Reproduce the listing below verbatim.

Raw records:
===

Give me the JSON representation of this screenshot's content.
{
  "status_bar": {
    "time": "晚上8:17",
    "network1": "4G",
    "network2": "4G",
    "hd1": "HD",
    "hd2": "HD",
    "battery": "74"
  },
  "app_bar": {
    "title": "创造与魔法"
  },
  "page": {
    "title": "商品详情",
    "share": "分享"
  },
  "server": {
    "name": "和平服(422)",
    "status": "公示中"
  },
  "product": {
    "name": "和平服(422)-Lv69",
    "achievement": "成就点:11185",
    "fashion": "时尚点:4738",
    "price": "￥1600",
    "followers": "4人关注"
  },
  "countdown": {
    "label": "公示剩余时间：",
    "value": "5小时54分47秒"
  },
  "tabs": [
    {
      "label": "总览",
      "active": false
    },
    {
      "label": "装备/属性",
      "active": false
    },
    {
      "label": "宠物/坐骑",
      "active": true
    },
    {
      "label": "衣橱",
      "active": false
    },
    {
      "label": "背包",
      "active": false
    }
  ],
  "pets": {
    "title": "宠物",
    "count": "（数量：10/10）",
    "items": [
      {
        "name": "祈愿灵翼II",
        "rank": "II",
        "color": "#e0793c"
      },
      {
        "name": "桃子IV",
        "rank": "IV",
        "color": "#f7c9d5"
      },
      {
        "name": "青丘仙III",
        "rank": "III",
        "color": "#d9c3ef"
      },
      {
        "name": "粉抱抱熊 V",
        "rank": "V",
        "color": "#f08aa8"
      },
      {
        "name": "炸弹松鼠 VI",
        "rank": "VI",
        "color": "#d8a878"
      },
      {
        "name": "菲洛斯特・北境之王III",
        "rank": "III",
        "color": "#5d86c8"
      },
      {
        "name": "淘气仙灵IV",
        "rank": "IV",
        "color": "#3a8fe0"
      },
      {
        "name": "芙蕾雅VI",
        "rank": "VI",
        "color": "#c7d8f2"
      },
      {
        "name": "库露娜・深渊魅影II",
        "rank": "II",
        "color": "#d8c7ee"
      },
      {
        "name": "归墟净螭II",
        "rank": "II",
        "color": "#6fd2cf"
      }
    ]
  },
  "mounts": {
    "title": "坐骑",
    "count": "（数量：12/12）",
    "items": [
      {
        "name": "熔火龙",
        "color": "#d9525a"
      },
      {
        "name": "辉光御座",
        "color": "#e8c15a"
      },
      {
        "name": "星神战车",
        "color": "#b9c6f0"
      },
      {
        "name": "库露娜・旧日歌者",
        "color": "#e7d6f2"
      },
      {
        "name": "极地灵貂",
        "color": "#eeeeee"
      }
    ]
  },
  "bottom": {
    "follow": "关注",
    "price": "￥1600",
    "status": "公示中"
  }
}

===

## Answer
Give me the JSON representation of this screenshot's content.
{
  "status_bar": {
    "time": "晚上8:17",
    "network1": "4G",
    "network2": "4G",
    "hd1": "HD",
    "hd2": "HD",
    "battery": "74"
  },
  "app_bar": {
    "title": "创造与魔法"
  },
  "page": {
    "title": "商品详情",
    "share": "分享"
  },
  "server": {
    "name": "和平服(422)",
    "status": "公示中"
  },
  "product": {
    "name": "和平服(422)-Lv69",
    "achievement": "成就点:11185",
    "fashion": "时尚点:4738",
    "price": "￥1600",
    "followers": "4人关注"
  },
  "countdown": {
    "label": "公示剩余时间：",
    "value": "5小时54分47秒"
  },
  "tabs": [
    {
      "label": "总览",
      "active": false
    },
    {
      "label": "装备/属性",
      "active": false
    },
    {
      "label": "宠物/坐骑",
      "active": true
    },
    {
      "label": "衣橱",
      "active": false
    },
    {
      "label": "背包",
      "active": false
    }
  ],
  "pets": {
    "title": "宠物",
    "count": "（数量：10/10）",
    "items": [
      {
        "name": "祈愿灵翼II",
        "rank": "II",
        "color": "#e0793c"
      },
      {
        "name": "桃子IV",
        "rank": "IV",
        "color": "#f7c9d5"
      },
      {
        "name": "青丘仙III",
        "rank": "III",
        "color": "#d9c3ef"
      },
      {
        "name": "粉抱抱熊 V",
        "rank": "V",
        "color": "#f08aa8"
      },
      {
        "name": "炸弹松鼠 VI",
        "rank": "VI",
        "color": "#d8a878"
      },
      {
        "name": "菲洛斯特・北境之王III",
        "rank": "III",
        "color": "#5d86c8"
      },
      {
        "name": "淘气仙灵IV",
        "rank": "IV",
        "color": "#3a8fe0"
      },
      {
        "name": "芙蕾雅VI",
        "rank": "VI",
        "color": "#c7d8f2"
      },
      {
        "name": "库露娜・深渊魅影II",
        "rank": "II",
        "color": "#d8c7ee"
      },
      {
        "name": "归墟净螭II",
        "rank": "II",
        "color": "#6fd2cf"
      }
    ]
  },
  "mounts": {
    "title": "坐骑",
    "count": "（数量：12/12）",
    "items": [
      {
        "name": "熔火龙",
        "color": "#d9525a"
      },
      {
        "name": "辉光御座",
        "color": "#e8c15a"
      },
      {
        "name": "星神战车",
        "color": "#b9c6f0"
      },
      {
        "name": "库露娜・旧日歌者",
        "color": "#e7d6f2"
      },
      {
        "name": "极地灵貂",
        "color": "#eeeeee"
      }
    ]
  },
  "bottom": {
    "follow": "关注",
    "price": "￥1600",
    "status": "公示中"
  }
}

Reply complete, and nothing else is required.